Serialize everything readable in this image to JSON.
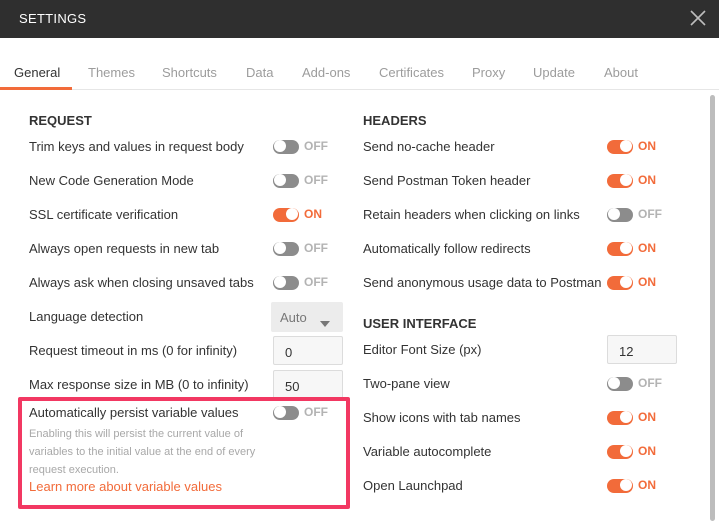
{
  "window": {
    "title": "SETTINGS",
    "close_icon": "close-icon"
  },
  "tabs": [
    {
      "label": "General",
      "active": true
    },
    {
      "label": "Themes",
      "active": false
    },
    {
      "label": "Shortcuts",
      "active": false
    },
    {
      "label": "Data",
      "active": false
    },
    {
      "label": "Add-ons",
      "active": false
    },
    {
      "label": "Certificates",
      "active": false
    },
    {
      "label": "Proxy",
      "active": false
    },
    {
      "label": "Update",
      "active": false
    },
    {
      "label": "About",
      "active": false
    }
  ],
  "request": {
    "heading": "REQUEST",
    "trim_keys": {
      "label": "Trim keys and values in request body",
      "state": "OFF"
    },
    "code_gen": {
      "label": "New Code Generation Mode",
      "state": "OFF"
    },
    "ssl": {
      "label": "SSL certificate verification",
      "state": "ON"
    },
    "new_tab": {
      "label": "Always open requests in new tab",
      "state": "OFF"
    },
    "ask_closing": {
      "label": "Always ask when closing unsaved tabs",
      "state": "OFF"
    },
    "language": {
      "label": "Language detection",
      "value": "Auto"
    },
    "timeout": {
      "label": "Request timeout in ms (0 for infinity)",
      "value": "0"
    },
    "max_size": {
      "label": "Max response size in MB (0 to infinity)",
      "value": "50"
    },
    "persist": {
      "label": "Automatically persist variable values",
      "state": "OFF",
      "description": "Enabling this will persist the current value of variables to the initial value at the end of every request execution.",
      "link": "Learn more about variable values"
    }
  },
  "headers": {
    "heading": "HEADERS",
    "no_cache": {
      "label": "Send no-cache header",
      "state": "ON"
    },
    "postman_token": {
      "label": "Send Postman Token header",
      "state": "ON"
    },
    "retain_headers": {
      "label": "Retain headers when clicking on links",
      "state": "OFF"
    },
    "follow_redirects": {
      "label": "Automatically follow redirects",
      "state": "ON"
    },
    "usage_data": {
      "label": "Send anonymous usage data to Postman",
      "state": "ON"
    }
  },
  "ui": {
    "heading": "USER INTERFACE",
    "font_size": {
      "label": "Editor Font Size (px)",
      "value": "12"
    },
    "two_pane": {
      "label": "Two-pane view",
      "state": "OFF"
    },
    "tab_icons": {
      "label": "Show icons with tab names",
      "state": "ON"
    },
    "autocomplete": {
      "label": "Variable autocomplete",
      "state": "ON"
    },
    "launchpad": {
      "label": "Open Launchpad",
      "state": "ON"
    }
  },
  "colors": {
    "accent": "#f26b3a",
    "highlight_border": "#f23862",
    "titlebar": "#2f2f2f"
  }
}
------------------------------------
▶ [INSTRUCTIONS FOR THE TASK]:
Using the entries above, return each line that includes the word "autocomplete".

▶ [RESULT]:
    "autocomplete": {
      "label": "Variable autocomplete",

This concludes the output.